-- START OF MATERIAL TO PROCESS --
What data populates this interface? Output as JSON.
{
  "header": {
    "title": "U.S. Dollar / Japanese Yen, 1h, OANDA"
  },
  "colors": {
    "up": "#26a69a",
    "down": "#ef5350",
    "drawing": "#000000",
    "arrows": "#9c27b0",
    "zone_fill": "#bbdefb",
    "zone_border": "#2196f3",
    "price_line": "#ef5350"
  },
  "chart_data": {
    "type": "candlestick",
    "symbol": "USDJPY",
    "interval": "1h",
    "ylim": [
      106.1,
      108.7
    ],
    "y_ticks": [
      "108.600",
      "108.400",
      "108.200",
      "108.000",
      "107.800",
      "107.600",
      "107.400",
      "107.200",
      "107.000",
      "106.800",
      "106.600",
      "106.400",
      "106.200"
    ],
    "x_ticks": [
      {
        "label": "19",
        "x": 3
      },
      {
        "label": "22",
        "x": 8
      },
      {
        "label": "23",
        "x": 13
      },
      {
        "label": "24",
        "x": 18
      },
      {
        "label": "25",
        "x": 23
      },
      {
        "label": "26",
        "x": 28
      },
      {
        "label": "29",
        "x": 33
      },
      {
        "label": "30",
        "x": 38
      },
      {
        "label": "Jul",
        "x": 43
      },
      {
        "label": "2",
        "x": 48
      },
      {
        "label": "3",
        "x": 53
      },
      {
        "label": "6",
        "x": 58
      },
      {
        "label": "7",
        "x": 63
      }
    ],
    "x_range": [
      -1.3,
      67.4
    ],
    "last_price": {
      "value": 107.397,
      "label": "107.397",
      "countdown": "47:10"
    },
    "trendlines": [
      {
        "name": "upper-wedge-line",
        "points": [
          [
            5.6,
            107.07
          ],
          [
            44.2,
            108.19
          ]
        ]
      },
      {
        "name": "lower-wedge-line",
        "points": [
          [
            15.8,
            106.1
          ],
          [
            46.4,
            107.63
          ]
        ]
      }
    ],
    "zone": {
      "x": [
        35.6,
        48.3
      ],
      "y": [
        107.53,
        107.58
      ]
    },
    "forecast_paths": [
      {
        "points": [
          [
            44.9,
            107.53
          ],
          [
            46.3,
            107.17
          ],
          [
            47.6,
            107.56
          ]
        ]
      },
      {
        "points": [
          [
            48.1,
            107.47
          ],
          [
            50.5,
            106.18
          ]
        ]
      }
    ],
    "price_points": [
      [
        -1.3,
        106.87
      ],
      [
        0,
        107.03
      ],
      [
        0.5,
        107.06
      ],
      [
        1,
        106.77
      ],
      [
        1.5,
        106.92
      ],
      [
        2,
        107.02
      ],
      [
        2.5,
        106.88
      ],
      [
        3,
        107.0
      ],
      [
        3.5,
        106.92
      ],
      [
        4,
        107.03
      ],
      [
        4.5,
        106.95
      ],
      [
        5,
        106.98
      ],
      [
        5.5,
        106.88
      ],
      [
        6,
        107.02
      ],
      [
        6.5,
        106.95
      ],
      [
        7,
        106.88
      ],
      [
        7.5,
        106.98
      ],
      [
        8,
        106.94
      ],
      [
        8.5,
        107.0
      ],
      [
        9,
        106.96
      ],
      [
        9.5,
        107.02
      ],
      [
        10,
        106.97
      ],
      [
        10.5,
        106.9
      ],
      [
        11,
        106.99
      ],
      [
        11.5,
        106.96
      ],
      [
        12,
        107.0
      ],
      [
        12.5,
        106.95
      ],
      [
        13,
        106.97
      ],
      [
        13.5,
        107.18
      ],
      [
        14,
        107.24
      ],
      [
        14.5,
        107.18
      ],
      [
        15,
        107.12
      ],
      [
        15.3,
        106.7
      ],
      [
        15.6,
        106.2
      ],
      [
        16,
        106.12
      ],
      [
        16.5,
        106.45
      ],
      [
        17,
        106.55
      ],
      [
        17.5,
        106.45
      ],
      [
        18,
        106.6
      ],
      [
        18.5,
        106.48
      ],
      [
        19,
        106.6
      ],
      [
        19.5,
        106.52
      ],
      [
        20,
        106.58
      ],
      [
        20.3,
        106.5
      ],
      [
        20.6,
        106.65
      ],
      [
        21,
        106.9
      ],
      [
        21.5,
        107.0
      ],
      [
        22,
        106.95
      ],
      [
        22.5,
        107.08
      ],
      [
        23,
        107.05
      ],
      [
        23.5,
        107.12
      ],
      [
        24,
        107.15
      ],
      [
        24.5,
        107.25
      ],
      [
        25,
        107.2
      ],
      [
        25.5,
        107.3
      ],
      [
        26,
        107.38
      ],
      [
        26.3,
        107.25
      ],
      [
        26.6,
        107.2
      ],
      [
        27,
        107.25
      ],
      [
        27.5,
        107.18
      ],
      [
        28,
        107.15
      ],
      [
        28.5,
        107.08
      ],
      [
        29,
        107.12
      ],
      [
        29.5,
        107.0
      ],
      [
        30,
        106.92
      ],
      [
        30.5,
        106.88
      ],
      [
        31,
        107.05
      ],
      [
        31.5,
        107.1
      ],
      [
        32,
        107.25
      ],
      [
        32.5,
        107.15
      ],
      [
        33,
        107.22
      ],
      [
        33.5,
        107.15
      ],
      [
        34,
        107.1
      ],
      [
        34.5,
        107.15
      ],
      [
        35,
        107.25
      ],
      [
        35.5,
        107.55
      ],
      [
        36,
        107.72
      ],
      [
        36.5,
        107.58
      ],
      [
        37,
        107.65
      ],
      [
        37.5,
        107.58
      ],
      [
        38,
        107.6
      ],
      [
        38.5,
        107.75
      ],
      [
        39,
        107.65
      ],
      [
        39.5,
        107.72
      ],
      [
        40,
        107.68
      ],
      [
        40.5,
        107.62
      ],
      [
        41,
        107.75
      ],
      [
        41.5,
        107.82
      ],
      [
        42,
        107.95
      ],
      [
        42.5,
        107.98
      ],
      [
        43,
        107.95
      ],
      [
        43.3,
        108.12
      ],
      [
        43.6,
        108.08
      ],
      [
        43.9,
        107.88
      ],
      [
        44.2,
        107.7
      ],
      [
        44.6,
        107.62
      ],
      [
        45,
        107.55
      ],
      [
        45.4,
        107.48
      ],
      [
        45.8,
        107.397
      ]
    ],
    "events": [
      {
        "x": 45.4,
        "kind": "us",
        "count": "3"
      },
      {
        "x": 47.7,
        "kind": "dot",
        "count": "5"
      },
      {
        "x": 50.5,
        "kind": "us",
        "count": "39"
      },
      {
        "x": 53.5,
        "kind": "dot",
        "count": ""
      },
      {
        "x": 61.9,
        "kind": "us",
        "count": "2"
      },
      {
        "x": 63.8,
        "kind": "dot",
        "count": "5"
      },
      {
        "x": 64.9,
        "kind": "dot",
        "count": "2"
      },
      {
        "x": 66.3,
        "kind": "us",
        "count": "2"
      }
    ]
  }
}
-- END OF MATERIAL TO PROCESS --
**WHAT YOU SHOULD DO:** Using the records above, pull out each line where the word "wedge" occurs.

**SOLUTION FOR THIS EXERCISE:**
        "name": "upper-wedge-line",
        "name": "lower-wedge-line",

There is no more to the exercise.